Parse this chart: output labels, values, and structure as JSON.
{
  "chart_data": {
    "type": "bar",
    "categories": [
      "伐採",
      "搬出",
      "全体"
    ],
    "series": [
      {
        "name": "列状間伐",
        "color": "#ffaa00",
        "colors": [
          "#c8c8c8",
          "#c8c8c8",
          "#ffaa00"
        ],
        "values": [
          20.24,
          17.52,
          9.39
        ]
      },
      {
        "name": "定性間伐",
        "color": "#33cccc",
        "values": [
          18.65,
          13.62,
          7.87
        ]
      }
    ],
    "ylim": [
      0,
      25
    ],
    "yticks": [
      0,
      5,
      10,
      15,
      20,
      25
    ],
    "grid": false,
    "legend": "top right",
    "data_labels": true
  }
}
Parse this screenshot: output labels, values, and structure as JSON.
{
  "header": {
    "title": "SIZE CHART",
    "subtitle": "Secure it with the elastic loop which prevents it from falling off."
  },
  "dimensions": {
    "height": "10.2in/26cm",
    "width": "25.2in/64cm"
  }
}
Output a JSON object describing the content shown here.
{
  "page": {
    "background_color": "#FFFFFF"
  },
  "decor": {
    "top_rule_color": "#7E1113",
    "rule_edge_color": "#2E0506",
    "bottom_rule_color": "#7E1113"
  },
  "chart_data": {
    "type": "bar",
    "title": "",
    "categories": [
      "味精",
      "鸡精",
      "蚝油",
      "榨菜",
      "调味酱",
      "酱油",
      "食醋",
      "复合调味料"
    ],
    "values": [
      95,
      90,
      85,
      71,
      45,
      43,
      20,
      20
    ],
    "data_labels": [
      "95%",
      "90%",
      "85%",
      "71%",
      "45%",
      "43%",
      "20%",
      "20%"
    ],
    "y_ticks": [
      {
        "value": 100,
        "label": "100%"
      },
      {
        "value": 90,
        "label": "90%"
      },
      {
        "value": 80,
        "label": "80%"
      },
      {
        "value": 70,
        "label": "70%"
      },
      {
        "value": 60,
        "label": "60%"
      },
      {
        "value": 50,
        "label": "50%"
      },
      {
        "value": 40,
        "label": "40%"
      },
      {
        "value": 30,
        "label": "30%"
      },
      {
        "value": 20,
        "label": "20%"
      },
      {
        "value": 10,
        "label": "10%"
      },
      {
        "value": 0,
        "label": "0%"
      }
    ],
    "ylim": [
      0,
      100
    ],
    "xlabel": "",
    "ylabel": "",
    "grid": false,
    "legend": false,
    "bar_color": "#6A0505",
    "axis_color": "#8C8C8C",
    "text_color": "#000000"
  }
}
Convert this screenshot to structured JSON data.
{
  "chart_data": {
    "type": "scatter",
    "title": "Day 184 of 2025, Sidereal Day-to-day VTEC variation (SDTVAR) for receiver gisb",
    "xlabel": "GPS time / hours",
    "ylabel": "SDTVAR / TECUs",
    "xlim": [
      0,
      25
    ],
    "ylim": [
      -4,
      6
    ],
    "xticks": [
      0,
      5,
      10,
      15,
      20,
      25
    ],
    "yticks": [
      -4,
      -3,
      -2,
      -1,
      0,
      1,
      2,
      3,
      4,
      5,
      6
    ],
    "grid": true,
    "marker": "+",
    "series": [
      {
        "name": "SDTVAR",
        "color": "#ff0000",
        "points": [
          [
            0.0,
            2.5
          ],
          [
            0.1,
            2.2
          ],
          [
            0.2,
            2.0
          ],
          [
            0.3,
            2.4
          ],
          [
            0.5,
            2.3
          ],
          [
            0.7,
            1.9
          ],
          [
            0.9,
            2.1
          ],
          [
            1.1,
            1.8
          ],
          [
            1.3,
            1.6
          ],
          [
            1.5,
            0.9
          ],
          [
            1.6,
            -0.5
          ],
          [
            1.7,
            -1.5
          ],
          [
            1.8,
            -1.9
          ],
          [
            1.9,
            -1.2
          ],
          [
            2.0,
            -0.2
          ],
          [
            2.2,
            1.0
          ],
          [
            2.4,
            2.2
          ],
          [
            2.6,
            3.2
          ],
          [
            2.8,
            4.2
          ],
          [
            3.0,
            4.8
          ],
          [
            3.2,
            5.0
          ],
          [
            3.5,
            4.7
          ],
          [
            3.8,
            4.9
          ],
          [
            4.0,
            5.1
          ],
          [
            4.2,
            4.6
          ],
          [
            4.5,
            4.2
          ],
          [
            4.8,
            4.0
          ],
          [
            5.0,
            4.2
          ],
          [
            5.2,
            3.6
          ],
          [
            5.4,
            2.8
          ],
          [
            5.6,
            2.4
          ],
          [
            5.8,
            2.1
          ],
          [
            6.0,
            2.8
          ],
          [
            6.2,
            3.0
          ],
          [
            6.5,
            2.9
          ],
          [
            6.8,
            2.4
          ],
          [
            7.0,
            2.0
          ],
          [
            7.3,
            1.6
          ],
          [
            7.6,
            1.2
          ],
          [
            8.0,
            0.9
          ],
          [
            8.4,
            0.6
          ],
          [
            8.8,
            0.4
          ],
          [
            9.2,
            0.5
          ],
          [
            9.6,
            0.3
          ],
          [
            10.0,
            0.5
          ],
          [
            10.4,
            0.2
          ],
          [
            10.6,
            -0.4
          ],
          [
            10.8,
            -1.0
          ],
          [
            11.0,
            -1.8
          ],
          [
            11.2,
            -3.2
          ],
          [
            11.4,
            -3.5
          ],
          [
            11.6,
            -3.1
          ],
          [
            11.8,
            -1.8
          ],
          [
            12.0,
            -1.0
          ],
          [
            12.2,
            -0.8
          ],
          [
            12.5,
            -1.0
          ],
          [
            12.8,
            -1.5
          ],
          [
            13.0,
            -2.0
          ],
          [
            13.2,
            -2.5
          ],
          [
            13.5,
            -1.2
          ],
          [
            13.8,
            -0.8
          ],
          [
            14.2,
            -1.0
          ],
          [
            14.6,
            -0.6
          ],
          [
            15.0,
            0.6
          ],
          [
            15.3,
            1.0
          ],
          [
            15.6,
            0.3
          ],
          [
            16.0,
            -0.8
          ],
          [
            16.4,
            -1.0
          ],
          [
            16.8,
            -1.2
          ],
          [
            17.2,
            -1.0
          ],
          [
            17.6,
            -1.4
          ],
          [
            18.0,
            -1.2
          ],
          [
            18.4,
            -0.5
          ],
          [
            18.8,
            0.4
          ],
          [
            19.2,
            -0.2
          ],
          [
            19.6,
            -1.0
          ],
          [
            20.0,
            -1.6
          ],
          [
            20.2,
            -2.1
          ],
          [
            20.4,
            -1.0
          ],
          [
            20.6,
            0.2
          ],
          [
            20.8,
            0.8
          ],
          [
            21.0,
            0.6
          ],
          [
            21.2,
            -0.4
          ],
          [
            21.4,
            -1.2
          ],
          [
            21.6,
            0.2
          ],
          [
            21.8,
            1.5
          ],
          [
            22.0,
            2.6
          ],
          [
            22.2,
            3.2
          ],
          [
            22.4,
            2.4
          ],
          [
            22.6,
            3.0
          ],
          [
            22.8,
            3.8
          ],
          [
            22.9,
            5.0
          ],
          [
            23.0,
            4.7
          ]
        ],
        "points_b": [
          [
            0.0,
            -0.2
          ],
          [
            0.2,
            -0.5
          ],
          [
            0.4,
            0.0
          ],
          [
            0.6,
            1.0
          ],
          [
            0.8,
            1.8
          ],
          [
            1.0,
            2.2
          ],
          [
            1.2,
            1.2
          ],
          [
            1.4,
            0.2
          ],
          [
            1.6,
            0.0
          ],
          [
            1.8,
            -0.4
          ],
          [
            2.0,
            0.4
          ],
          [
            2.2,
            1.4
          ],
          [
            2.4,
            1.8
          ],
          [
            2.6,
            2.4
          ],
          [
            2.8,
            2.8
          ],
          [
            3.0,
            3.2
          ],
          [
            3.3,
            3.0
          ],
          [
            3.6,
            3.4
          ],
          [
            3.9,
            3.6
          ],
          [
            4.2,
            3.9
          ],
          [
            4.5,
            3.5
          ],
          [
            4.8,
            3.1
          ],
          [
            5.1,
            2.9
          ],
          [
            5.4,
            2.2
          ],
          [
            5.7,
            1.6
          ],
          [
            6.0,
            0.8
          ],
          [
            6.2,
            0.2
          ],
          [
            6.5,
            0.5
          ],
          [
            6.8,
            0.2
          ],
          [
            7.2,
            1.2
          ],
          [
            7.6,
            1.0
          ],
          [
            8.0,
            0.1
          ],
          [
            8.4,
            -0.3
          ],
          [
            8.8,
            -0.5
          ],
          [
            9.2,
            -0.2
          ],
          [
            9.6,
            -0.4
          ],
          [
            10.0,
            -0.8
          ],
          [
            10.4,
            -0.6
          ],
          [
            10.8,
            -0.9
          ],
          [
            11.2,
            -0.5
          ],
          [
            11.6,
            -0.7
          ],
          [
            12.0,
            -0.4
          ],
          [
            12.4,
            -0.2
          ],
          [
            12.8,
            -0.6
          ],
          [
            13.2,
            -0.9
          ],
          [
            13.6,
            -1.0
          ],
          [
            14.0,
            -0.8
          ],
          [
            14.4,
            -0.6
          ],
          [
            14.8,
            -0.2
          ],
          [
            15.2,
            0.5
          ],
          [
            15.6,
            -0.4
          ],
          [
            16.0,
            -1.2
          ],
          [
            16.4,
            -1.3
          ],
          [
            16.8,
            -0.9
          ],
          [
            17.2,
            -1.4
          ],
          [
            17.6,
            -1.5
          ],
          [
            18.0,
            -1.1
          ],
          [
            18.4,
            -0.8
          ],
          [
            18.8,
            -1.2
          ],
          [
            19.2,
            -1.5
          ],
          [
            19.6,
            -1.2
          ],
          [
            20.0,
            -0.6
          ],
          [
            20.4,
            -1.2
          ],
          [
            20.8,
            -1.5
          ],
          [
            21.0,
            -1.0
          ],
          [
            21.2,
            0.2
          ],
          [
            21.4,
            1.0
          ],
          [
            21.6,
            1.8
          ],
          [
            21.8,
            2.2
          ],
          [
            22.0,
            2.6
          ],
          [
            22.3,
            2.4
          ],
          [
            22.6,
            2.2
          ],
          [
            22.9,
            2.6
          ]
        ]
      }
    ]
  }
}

------------------------------------

What you need to do: State the count of lines holding the string "this" in the listing above, and nothing else.

Correct output: 3